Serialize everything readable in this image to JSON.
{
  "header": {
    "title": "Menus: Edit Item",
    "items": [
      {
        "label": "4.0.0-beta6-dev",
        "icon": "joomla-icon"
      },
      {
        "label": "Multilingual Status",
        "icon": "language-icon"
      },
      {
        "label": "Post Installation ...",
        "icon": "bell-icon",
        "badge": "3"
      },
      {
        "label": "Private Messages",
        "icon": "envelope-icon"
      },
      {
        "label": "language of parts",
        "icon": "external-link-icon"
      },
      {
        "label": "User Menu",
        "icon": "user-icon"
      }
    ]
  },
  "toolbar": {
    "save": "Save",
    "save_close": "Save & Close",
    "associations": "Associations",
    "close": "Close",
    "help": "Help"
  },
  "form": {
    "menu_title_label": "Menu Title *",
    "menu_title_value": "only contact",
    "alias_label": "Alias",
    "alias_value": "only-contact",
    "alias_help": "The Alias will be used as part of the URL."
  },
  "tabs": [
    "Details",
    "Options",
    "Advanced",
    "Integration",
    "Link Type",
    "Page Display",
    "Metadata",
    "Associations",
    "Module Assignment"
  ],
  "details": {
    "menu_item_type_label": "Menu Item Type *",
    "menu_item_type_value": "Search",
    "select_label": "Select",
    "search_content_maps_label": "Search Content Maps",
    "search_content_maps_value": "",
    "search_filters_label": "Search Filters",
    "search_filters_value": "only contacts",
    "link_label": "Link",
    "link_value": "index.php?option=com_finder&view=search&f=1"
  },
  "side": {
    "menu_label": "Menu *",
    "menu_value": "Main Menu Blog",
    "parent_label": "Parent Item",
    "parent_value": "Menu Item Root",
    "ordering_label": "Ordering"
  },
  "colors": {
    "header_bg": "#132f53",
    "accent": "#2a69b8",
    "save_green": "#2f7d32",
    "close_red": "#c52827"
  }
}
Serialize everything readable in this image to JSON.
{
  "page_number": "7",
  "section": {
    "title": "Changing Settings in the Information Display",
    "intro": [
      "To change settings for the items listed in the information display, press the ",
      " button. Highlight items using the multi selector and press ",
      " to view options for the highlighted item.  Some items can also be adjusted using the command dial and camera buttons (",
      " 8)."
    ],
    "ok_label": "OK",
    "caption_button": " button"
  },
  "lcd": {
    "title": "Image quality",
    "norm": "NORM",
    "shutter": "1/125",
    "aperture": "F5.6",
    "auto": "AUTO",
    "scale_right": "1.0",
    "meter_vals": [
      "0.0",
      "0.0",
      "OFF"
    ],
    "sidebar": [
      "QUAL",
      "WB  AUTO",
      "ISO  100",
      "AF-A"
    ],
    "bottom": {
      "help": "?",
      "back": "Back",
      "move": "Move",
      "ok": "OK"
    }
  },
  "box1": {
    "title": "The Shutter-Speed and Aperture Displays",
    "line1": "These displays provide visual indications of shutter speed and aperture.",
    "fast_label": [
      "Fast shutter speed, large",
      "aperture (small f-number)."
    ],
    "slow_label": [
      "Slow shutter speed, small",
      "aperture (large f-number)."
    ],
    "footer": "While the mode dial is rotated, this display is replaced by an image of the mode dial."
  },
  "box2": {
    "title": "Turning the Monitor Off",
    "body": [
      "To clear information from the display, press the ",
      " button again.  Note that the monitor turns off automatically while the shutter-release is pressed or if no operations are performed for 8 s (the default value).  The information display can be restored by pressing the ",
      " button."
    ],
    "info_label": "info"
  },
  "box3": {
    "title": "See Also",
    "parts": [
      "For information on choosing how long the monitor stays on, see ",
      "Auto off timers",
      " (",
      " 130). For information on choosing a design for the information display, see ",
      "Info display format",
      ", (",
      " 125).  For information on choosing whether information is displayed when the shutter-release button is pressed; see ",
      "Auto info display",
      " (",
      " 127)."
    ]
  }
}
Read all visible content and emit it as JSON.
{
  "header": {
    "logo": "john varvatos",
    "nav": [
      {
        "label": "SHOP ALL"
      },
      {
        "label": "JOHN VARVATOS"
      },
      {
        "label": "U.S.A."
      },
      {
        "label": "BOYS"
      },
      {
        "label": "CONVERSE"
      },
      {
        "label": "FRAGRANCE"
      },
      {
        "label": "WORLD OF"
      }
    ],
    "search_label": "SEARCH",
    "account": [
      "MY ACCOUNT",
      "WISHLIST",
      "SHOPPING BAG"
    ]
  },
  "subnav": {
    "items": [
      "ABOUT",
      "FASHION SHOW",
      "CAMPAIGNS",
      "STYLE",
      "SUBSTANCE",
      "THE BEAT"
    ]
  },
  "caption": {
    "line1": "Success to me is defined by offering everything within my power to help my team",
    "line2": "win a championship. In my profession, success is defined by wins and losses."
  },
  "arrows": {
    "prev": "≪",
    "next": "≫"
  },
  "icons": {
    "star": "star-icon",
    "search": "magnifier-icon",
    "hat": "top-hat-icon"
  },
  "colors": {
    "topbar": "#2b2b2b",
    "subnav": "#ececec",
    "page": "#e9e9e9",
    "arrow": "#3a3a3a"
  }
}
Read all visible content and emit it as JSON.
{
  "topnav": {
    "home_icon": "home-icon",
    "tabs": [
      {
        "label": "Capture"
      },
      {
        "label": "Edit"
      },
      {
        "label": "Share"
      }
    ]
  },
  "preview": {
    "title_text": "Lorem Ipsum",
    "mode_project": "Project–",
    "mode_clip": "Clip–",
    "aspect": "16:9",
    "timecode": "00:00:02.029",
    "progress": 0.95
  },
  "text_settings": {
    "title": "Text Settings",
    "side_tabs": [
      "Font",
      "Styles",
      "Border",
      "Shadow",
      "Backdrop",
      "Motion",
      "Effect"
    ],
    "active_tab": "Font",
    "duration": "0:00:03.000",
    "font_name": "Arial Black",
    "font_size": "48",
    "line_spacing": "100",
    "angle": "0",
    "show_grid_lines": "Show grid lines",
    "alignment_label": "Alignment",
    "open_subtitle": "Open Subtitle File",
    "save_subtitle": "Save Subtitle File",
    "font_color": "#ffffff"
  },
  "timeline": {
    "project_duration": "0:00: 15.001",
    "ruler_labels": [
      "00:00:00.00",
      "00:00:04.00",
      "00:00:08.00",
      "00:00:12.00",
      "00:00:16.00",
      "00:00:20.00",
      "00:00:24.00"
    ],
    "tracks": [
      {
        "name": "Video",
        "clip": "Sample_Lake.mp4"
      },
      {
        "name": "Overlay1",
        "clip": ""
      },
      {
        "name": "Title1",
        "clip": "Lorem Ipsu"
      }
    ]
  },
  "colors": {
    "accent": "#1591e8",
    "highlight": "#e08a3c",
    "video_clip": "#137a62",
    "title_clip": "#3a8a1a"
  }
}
========
- **WHAT IS BEING ASKED**
Make a list of all lines in the data that contain "large".

- **RESULT OF THIS TASK**
      "Fast shutter speed, large",
      "aperture (large f-number)."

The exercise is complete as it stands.